What to work on
Return each entry exactly, with none missing.

Data entries for graphics
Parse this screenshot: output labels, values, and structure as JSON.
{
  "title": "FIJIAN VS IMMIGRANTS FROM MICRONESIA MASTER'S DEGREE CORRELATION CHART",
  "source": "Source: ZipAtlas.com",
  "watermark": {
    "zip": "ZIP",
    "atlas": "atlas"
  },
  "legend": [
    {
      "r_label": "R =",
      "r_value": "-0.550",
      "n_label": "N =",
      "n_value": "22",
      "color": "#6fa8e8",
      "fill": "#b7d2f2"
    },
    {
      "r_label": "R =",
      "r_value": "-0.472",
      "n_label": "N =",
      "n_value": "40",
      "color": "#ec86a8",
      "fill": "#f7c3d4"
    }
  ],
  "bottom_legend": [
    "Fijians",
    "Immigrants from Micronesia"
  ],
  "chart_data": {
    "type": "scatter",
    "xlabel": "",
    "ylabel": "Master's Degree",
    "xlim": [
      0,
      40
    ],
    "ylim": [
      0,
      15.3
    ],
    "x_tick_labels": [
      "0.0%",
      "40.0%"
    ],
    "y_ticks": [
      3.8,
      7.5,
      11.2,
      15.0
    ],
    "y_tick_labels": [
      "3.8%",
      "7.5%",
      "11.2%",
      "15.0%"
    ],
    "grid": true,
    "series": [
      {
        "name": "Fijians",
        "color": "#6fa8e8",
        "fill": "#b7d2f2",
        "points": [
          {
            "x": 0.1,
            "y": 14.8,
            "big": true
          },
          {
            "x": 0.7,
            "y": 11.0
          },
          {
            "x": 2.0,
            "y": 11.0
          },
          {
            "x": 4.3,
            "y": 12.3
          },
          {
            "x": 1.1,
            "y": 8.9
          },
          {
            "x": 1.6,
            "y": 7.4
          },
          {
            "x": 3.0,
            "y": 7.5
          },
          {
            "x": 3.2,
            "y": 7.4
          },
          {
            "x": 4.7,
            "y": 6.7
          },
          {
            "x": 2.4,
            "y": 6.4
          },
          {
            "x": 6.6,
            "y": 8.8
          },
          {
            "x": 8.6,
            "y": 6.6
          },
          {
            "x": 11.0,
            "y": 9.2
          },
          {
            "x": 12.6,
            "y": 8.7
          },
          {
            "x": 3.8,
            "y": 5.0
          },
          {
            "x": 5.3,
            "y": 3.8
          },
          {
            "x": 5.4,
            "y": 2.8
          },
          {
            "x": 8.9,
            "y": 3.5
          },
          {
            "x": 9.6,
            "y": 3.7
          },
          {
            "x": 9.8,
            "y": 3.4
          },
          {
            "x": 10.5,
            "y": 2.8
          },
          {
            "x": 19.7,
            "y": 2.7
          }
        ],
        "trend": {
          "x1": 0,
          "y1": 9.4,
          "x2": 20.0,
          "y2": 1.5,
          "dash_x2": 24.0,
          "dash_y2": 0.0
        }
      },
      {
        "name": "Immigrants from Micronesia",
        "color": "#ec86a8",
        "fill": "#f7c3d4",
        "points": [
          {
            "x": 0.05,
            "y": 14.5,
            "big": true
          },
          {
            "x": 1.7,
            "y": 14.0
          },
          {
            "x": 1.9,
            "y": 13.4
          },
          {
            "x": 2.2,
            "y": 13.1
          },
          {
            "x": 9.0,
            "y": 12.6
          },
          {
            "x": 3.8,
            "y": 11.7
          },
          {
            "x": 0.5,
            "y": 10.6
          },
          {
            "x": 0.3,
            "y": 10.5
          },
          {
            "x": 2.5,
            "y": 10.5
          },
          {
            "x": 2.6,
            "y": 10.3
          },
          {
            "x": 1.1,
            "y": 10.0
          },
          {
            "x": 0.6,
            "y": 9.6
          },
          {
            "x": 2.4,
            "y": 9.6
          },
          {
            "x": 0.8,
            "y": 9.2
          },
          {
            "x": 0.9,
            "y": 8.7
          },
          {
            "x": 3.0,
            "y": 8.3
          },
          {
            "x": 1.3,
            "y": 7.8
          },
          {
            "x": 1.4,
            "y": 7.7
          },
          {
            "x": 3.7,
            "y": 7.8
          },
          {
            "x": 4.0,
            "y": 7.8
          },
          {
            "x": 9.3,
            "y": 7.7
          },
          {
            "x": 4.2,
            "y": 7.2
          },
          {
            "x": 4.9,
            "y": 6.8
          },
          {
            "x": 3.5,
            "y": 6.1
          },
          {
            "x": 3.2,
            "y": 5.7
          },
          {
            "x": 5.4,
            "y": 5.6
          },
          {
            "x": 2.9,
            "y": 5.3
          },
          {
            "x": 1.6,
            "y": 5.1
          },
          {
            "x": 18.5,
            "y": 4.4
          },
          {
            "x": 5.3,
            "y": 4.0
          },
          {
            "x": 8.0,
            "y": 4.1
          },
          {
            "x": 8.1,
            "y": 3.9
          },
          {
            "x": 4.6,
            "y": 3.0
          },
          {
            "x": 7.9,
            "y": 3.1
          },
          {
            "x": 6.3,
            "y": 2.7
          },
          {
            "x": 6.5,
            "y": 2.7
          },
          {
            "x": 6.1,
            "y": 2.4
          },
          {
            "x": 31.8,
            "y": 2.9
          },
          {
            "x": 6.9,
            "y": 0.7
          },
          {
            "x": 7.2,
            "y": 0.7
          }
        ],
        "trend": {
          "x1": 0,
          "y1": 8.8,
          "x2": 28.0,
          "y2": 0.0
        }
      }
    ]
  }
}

Exercise result
Parse this screenshot: output labels, values, and structure as JSON.
{
  "title": "FIJIAN VS IMMIGRANTS FROM MICRONESIA MASTER'S DEGREE CORRELATION CHART",
  "source": "Source: ZipAtlas.com",
  "watermark": {
    "zip": "ZIP",
    "atlas": "atlas"
  },
  "legend": [
    {
      "r_label": "R =",
      "r_value": "-0.550",
      "n_label": "N =",
      "n_value": "22",
      "color": "#6fa8e8",
      "fill": "#b7d2f2"
    },
    {
      "r_label": "R =",
      "r_value": "-0.472",
      "n_label": "N =",
      "n_value": "40",
      "color": "#ec86a8",
      "fill": "#f7c3d4"
    }
  ],
  "bottom_legend": [
    "Fijians",
    "Immigrants from Micronesia"
  ],
  "chart_data": {
    "type": "scatter",
    "xlabel": "",
    "ylabel": "Master's Degree",
    "xlim": [
      0,
      40
    ],
    "ylim": [
      0,
      15.3
    ],
    "x_tick_labels": [
      "0.0%",
      "40.0%"
    ],
    "y_ticks": [
      3.8,
      7.5,
      11.2,
      15.0
    ],
    "y_tick_labels": [
      "3.8%",
      "7.5%",
      "11.2%",
      "15.0%"
    ],
    "grid": true,
    "series": [
      {
        "name": "Fijians",
        "color": "#6fa8e8",
        "fill": "#b7d2f2",
        "points": [
          {
            "x": 0.1,
            "y": 14.8,
            "big": true
          },
          {
            "x": 0.7,
            "y": 11.0
          },
          {
            "x": 2.0,
            "y": 11.0
          },
          {
            "x": 4.3,
            "y": 12.3
          },
          {
            "x": 1.1,
            "y": 8.9
          },
          {
            "x": 1.6,
            "y": 7.4
          },
          {
            "x": 3.0,
            "y": 7.5
          },
          {
            "x": 3.2,
            "y": 7.4
          },
          {
            "x": 4.7,
            "y": 6.7
          },
          {
            "x": 2.4,
            "y": 6.4
          },
          {
            "x": 6.6,
            "y": 8.8
          },
          {
            "x": 8.6,
            "y": 6.6
          },
          {
            "x": 11.0,
            "y": 9.2
          },
          {
            "x": 12.6,
            "y": 8.7
          },
          {
            "x": 3.8,
            "y": 5.0
          },
          {
            "x": 5.3,
            "y": 3.8
          },
          {
            "x": 5.4,
            "y": 2.8
          },
          {
            "x": 8.9,
            "y": 3.5
          },
          {
            "x": 9.6,
            "y": 3.7
          },
          {
            "x": 9.8,
            "y": 3.4
          },
          {
            "x": 10.5,
            "y": 2.8
          },
          {
            "x": 19.7,
            "y": 2.7
          }
        ],
        "trend": {
          "x1": 0,
          "y1": 9.4,
          "x2": 20.0,
          "y2": 1.5,
          "dash_x2": 24.0,
          "dash_y2": 0.0
        }
      },
      {
        "name": "Immigrants from Micronesia",
        "color": "#ec86a8",
        "fill": "#f7c3d4",
        "points": [
          {
            "x": 0.05,
            "y": 14.5,
            "big": true
          },
          {
            "x": 1.7,
            "y": 14.0
          },
          {
            "x": 1.9,
            "y": 13.4
          },
          {
            "x": 2.2,
            "y": 13.1
          },
          {
            "x": 9.0,
            "y": 12.6
          },
          {
            "x": 3.8,
            "y": 11.7
          },
          {
            "x": 0.5,
            "y": 10.6
          },
          {
            "x": 0.3,
            "y": 10.5
          },
          {
            "x": 2.5,
            "y": 10.5
          },
          {
            "x": 2.6,
            "y": 10.3
          },
          {
            "x": 1.1,
            "y": 10.0
          },
          {
            "x": 0.6,
            "y": 9.6
          },
          {
            "x": 2.4,
            "y": 9.6
          },
          {
            "x": 0.8,
            "y": 9.2
          },
          {
            "x": 0.9,
            "y": 8.7
          },
          {
            "x": 3.0,
            "y": 8.3
          },
          {
            "x": 1.3,
            "y": 7.8
          },
          {
            "x": 1.4,
            "y": 7.7
          },
          {
            "x": 3.7,
            "y": 7.8
          },
          {
            "x": 4.0,
            "y": 7.8
          },
          {
            "x": 9.3,
            "y": 7.7
          },
          {
            "x": 4.2,
            "y": 7.2
          },
          {
            "x": 4.9,
            "y": 6.8
          },
          {
            "x": 3.5,
            "y": 6.1
          },
          {
            "x": 3.2,
            "y": 5.7
          },
          {
            "x": 5.4,
            "y": 5.6
          },
          {
            "x": 2.9,
            "y": 5.3
          },
          {
            "x": 1.6,
            "y": 5.1
          },
          {
            "x": 18.5,
            "y": 4.4
          },
          {
            "x": 5.3,
            "y": 4.0
          },
          {
            "x": 8.0,
            "y": 4.1
          },
          {
            "x": 8.1,
            "y": 3.9
          },
          {
            "x": 4.6,
            "y": 3.0
          },
          {
            "x": 7.9,
            "y": 3.1
          },
          {
            "x": 6.3,
            "y": 2.7
          },
          {
            "x": 6.5,
            "y": 2.7
          },
          {
            "x": 6.1,
            "y": 2.4
          },
          {
            "x": 31.8,
            "y": 2.9
          },
          {
            "x": 6.9,
            "y": 0.7
          },
          {
            "x": 7.2,
            "y": 0.7
          }
        ],
        "trend": {
          "x1": 0,
          "y1": 8.8,
          "x2": 28.0,
          "y2": 0.0
        }
      }
    ]
  }
}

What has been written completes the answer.